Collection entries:
····················
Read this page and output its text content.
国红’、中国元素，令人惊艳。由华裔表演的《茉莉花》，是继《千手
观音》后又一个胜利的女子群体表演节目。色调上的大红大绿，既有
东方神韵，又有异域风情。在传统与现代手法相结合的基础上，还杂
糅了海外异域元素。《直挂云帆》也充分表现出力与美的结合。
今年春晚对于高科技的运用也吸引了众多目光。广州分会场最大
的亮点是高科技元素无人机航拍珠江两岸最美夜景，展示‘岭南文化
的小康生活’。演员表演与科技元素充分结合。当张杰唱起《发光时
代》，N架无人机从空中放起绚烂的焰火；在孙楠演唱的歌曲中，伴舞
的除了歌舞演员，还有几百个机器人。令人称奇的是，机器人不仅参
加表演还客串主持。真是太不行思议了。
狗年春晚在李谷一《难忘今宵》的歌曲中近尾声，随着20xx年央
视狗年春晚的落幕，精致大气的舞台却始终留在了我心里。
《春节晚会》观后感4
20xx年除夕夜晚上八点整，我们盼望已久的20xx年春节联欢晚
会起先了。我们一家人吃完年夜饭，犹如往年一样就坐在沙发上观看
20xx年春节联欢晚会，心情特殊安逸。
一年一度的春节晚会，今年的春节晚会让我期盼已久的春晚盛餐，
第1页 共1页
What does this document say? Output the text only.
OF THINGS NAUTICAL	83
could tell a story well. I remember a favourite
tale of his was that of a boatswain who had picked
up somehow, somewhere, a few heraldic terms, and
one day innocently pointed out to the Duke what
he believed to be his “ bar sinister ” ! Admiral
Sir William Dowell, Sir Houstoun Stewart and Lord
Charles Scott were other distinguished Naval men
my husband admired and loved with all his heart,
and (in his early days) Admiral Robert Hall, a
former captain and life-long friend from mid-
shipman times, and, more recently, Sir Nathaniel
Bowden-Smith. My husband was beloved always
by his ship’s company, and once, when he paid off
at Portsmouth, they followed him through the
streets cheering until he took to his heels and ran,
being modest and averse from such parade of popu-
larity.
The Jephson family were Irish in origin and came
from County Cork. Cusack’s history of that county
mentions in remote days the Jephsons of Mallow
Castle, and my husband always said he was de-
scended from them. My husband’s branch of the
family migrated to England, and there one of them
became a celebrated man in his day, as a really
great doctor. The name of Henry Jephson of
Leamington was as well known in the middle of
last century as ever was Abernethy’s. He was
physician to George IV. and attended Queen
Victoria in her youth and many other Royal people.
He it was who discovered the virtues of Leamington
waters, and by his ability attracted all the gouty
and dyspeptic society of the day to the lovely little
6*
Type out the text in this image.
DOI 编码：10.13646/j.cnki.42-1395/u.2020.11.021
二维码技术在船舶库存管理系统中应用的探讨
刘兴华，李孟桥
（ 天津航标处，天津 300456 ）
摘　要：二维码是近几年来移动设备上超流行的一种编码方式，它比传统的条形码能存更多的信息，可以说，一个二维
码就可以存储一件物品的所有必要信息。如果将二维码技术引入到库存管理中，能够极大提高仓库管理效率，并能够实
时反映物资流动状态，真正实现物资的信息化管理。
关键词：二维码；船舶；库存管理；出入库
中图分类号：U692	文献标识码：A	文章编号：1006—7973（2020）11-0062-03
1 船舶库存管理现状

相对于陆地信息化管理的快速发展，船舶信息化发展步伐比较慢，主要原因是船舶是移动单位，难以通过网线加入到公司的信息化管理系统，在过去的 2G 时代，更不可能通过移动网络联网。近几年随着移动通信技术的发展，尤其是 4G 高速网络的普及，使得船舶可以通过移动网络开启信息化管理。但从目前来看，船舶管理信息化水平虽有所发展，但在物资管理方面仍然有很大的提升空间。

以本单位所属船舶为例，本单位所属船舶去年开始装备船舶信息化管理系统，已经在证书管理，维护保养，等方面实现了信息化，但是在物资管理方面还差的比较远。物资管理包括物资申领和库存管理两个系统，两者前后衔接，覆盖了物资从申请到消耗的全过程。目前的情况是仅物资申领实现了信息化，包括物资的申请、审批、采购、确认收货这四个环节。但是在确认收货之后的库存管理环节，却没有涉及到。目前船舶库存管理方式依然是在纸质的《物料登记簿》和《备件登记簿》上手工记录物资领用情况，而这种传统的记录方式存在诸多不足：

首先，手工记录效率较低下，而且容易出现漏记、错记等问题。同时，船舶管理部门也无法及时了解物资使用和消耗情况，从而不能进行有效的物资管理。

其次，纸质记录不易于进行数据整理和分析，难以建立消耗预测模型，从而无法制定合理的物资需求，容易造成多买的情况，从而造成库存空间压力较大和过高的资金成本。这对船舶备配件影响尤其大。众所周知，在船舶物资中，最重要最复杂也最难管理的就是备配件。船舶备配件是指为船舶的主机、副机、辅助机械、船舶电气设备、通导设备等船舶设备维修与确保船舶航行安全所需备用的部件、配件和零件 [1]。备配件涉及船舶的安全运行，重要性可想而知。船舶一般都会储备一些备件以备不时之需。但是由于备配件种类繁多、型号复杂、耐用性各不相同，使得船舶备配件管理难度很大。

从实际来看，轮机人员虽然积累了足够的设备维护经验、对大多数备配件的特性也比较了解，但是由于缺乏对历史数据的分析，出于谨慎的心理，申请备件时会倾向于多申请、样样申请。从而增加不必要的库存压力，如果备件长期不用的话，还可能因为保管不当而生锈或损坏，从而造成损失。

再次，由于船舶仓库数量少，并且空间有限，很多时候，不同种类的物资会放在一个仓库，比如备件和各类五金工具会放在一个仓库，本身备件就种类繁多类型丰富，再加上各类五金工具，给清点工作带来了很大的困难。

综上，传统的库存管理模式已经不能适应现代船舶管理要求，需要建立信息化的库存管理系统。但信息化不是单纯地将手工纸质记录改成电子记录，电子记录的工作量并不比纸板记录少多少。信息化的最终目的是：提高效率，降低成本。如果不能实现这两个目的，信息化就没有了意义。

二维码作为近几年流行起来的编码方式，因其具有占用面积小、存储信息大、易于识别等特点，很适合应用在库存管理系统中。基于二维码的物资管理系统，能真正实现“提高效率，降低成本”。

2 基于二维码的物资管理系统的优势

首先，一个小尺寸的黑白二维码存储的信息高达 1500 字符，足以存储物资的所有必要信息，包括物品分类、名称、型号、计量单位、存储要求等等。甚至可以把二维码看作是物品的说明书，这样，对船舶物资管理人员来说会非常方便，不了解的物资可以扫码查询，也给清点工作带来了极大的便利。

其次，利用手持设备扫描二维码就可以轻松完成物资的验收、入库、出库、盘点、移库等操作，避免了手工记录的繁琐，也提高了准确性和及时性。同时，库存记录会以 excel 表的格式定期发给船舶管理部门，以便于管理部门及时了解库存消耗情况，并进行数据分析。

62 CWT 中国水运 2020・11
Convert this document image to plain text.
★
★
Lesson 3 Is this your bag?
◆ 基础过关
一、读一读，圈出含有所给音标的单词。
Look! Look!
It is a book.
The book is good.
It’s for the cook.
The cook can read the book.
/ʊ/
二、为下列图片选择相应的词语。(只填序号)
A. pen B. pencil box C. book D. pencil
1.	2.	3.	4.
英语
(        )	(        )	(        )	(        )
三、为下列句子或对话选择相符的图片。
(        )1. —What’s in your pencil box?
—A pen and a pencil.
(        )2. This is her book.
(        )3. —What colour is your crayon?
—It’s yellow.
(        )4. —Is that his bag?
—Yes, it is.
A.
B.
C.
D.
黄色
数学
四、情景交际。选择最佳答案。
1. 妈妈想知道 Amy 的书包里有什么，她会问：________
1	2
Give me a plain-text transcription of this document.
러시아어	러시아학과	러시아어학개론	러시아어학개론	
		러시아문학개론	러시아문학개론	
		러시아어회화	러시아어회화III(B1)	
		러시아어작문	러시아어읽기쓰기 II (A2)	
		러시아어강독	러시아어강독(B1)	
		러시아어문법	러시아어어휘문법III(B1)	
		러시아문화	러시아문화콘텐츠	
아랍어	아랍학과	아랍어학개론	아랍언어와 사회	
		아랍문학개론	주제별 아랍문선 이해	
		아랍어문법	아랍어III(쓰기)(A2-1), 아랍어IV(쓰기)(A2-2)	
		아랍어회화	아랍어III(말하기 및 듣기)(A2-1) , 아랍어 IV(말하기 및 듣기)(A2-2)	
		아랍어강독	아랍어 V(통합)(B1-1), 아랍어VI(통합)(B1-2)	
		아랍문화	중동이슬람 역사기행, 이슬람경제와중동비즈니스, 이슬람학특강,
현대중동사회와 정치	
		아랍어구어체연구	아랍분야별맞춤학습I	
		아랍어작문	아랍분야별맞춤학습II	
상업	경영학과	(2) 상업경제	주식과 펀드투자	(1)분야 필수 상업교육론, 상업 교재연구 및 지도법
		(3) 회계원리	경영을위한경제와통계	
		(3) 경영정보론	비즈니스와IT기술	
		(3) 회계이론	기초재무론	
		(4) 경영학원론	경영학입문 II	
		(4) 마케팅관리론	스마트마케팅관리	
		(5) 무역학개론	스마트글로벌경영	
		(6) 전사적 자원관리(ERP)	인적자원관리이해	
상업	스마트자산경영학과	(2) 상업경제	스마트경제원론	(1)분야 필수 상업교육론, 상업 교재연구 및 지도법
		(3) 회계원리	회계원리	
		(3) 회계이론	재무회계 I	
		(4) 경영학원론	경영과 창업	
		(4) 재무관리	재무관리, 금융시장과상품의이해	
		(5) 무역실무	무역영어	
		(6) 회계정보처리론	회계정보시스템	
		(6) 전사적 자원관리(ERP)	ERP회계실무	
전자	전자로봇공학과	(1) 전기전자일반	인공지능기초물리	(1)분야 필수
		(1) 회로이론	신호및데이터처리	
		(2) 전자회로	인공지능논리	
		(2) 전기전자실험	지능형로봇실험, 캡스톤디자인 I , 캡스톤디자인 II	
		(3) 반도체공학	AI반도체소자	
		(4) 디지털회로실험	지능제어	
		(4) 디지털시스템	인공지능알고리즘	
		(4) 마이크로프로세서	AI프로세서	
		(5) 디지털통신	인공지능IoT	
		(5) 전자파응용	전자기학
····················
In the listing above, find each line with the word "your" and copy it.

Expected answer:
Lesson 3 Is this your bag?
(        )1. —What’s in your pencil box?
(        )3. —What colour is your crayon?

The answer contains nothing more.